▶ **Job**: Transcribe all of the material below word for word and leave out its pictures.
================
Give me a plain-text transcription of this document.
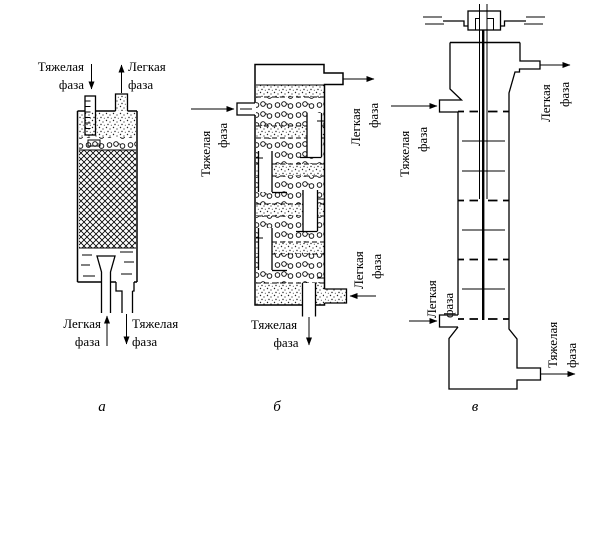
Тяжелая
фаза
Легкая
фаза
Легкая
фаза
Тяжелая
фаза
а
Тяжелая фаза	Легкая фаза
Легкая фаза
Тяжелая
фаза
б
Тяжелая фаза
Легкая фаза
Легкая фаза
Тяжелая фаза
в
================
▶ **Result of the exercise**:
Give me a plain-text transcription of this document.
Тяжелая
фаза
Легкая
фаза
Легкая
фаза
Тяжелая
фаза
а
Тяжелая фаза	Легкая фаза
Легкая фаза
Тяжелая
фаза
б
Тяжелая фаза
Легкая фаза
Легкая фаза
Тяжелая фаза
в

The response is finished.